* _Goal_: Select lines where the word "continuum" appears.

* _Extracted records_:
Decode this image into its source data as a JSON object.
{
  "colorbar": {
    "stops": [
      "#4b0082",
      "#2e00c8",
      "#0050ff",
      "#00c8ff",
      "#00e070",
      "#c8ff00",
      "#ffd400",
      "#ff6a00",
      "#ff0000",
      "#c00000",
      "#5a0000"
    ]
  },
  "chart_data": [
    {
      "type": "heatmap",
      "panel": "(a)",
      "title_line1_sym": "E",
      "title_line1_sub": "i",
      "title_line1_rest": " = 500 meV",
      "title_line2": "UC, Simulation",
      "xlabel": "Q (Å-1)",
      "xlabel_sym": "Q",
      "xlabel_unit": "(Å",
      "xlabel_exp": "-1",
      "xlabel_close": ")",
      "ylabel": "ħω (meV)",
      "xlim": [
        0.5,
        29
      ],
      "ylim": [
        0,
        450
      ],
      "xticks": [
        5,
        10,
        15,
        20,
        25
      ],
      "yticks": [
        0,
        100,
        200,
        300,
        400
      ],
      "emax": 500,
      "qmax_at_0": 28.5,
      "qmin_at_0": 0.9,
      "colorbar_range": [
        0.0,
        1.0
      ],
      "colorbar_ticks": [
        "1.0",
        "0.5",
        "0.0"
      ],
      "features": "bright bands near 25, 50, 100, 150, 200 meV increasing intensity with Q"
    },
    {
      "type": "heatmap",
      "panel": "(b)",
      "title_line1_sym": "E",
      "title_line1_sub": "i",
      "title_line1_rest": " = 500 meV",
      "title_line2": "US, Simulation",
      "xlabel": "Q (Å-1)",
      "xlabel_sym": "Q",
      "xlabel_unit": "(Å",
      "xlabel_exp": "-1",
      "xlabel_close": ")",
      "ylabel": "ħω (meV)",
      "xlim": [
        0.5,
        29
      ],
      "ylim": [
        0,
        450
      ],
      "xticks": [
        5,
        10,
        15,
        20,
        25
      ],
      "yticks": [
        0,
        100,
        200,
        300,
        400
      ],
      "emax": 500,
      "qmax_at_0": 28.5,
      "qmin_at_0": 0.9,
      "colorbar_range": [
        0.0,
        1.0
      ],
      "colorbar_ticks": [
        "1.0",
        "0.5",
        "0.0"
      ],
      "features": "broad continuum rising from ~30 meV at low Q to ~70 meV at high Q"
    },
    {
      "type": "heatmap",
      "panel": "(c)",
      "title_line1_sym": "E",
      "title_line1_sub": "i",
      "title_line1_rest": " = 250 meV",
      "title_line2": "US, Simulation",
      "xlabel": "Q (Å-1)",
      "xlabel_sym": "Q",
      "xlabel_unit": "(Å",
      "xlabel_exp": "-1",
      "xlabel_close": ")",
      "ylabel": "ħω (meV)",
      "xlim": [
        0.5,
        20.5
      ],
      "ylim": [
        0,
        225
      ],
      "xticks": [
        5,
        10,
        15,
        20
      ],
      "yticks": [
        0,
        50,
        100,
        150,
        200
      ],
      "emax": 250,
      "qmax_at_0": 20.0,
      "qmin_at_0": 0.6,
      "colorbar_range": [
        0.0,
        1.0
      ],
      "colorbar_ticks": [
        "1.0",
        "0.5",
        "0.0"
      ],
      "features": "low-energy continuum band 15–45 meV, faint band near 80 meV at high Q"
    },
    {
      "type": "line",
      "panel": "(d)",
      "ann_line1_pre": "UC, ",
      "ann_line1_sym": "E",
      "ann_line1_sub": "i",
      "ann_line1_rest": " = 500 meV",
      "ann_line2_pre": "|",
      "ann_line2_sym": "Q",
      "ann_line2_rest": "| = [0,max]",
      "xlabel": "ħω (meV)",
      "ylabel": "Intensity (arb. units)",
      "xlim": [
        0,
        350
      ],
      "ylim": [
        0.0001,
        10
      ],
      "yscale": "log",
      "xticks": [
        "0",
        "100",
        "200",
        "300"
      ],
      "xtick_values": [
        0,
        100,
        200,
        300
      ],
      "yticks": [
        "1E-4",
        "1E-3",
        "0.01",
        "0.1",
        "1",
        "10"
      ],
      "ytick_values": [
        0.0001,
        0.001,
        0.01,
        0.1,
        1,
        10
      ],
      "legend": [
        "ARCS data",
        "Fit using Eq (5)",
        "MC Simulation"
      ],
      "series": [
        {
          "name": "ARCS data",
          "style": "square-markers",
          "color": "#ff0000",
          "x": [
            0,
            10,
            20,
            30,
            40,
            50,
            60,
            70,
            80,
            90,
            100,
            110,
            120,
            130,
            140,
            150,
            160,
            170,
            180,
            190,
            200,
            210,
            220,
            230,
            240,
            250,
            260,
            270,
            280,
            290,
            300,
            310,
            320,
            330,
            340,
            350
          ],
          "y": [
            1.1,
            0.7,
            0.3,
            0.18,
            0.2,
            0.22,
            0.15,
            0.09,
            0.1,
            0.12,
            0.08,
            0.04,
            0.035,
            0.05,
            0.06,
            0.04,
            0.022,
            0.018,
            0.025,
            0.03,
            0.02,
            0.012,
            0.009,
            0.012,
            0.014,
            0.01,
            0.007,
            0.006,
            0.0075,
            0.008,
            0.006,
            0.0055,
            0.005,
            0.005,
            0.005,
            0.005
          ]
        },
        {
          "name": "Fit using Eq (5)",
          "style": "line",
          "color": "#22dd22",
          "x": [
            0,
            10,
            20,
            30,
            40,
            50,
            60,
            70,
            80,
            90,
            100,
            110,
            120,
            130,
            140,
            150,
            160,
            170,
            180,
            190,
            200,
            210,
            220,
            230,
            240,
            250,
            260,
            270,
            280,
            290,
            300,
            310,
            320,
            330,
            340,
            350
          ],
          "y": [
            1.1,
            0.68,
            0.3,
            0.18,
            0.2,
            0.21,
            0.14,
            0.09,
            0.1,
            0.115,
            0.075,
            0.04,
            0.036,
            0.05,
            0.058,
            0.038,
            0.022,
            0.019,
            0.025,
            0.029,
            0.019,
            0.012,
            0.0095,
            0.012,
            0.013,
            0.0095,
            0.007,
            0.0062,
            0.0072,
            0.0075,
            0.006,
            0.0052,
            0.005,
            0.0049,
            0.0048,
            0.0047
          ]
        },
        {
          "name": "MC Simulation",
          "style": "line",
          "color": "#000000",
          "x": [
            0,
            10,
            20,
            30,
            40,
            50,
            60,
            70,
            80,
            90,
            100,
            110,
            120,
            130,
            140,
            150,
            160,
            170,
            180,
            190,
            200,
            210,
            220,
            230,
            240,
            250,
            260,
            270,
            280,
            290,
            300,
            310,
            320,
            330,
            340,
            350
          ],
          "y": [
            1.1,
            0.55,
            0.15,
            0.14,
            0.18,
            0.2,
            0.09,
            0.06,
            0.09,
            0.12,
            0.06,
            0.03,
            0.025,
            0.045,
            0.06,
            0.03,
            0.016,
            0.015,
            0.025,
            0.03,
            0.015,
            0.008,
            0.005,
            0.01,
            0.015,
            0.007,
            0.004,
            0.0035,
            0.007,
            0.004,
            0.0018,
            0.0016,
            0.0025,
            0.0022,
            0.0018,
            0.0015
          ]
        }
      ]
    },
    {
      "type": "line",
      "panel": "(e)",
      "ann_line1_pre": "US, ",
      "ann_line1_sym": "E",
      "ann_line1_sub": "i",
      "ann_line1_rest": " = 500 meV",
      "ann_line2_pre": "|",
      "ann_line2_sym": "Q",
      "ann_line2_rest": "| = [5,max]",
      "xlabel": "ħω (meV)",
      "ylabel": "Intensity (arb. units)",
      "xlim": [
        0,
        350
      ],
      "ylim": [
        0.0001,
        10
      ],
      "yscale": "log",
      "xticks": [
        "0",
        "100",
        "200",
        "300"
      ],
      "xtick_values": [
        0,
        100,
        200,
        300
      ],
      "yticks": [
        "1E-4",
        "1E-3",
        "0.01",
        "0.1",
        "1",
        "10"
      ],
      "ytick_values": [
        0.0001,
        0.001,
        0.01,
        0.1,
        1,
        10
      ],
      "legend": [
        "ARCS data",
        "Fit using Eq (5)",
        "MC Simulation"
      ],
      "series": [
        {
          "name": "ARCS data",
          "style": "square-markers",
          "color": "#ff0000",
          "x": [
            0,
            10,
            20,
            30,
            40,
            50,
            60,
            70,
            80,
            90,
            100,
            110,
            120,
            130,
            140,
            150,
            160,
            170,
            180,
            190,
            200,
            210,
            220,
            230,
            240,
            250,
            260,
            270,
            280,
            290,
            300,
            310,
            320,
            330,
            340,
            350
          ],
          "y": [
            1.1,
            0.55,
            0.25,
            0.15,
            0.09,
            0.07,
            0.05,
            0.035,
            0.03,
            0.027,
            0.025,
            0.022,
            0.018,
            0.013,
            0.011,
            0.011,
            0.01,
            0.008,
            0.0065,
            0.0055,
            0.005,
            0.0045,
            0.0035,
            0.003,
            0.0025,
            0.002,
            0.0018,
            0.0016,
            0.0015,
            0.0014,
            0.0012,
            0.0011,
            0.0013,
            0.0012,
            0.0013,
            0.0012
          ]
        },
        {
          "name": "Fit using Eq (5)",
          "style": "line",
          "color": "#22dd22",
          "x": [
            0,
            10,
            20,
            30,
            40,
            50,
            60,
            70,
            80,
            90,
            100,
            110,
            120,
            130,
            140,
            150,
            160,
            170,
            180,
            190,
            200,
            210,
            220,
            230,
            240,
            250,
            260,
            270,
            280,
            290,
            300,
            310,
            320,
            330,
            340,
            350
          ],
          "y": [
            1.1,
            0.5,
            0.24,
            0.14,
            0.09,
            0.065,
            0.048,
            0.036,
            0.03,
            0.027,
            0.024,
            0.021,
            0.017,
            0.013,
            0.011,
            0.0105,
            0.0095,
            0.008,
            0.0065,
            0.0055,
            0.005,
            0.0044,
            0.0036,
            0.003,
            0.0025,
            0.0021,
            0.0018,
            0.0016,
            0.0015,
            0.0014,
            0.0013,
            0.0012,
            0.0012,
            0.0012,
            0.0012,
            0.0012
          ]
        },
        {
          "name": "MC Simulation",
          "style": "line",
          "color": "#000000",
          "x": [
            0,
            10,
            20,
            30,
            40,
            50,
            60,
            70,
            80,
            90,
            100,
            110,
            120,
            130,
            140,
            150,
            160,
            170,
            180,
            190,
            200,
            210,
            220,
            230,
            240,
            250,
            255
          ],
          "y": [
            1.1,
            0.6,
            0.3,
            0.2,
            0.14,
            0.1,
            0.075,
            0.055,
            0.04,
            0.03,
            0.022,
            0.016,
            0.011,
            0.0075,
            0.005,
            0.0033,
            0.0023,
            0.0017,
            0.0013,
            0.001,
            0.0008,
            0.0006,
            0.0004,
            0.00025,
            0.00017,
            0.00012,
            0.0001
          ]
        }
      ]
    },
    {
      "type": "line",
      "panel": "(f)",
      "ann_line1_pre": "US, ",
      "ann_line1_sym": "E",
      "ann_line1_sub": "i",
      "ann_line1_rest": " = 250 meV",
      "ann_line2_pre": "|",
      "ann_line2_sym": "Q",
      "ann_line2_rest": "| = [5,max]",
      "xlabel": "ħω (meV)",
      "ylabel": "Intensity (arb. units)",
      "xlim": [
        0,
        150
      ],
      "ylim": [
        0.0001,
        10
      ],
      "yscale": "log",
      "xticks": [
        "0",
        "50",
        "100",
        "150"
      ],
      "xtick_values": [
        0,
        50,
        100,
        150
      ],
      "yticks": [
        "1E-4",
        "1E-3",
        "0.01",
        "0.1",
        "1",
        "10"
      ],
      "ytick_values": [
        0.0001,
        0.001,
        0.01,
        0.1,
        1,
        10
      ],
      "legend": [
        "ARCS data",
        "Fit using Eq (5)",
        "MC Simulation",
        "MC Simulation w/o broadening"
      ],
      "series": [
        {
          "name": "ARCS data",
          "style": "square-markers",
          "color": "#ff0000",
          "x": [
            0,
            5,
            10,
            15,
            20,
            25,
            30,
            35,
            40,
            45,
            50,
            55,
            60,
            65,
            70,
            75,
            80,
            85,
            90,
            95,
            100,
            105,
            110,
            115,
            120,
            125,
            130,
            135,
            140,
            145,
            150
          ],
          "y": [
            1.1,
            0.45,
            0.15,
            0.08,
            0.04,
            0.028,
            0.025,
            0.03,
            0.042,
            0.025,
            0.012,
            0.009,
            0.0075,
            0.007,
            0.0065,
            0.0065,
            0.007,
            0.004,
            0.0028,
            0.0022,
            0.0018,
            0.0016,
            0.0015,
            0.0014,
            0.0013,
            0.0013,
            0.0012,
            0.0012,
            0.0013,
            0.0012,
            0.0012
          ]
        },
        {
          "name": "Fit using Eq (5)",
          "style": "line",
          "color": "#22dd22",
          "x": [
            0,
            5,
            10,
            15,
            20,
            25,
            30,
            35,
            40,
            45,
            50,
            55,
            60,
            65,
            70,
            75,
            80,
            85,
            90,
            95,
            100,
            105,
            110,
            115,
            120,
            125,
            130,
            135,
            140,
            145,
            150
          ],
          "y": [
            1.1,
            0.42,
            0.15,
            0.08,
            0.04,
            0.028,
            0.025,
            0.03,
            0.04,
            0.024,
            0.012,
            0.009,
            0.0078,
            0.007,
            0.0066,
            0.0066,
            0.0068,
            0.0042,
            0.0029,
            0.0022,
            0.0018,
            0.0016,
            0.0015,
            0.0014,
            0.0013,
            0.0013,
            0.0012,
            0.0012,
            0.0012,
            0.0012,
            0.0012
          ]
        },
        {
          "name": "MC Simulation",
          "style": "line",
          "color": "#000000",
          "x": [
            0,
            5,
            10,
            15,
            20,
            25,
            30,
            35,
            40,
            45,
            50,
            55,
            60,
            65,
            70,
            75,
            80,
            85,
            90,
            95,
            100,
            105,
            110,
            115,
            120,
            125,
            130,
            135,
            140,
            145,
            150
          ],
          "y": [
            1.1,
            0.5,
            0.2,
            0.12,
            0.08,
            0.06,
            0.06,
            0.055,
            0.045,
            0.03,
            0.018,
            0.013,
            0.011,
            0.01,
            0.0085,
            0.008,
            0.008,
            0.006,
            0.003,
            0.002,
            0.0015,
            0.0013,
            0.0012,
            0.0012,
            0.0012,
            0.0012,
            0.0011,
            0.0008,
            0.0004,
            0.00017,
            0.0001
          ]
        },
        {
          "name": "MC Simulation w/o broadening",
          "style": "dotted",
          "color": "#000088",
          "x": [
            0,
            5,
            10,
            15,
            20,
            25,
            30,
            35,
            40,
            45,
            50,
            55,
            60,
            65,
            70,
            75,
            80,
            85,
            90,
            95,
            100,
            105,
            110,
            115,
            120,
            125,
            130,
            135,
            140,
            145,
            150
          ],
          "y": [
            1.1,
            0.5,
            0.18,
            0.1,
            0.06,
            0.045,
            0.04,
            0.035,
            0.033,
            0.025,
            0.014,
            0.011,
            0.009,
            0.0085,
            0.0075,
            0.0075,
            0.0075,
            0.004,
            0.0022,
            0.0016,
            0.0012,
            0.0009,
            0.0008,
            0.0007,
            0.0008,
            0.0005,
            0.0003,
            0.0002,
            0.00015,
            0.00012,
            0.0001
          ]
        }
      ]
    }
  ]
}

* _Full solution_:
      "features": "broad continuum rising from ~30 meV at low Q to ~70 meV at high Q"
      "features": "low-energy continuum band 15–45 meV, faint band near 80 meV at high Q"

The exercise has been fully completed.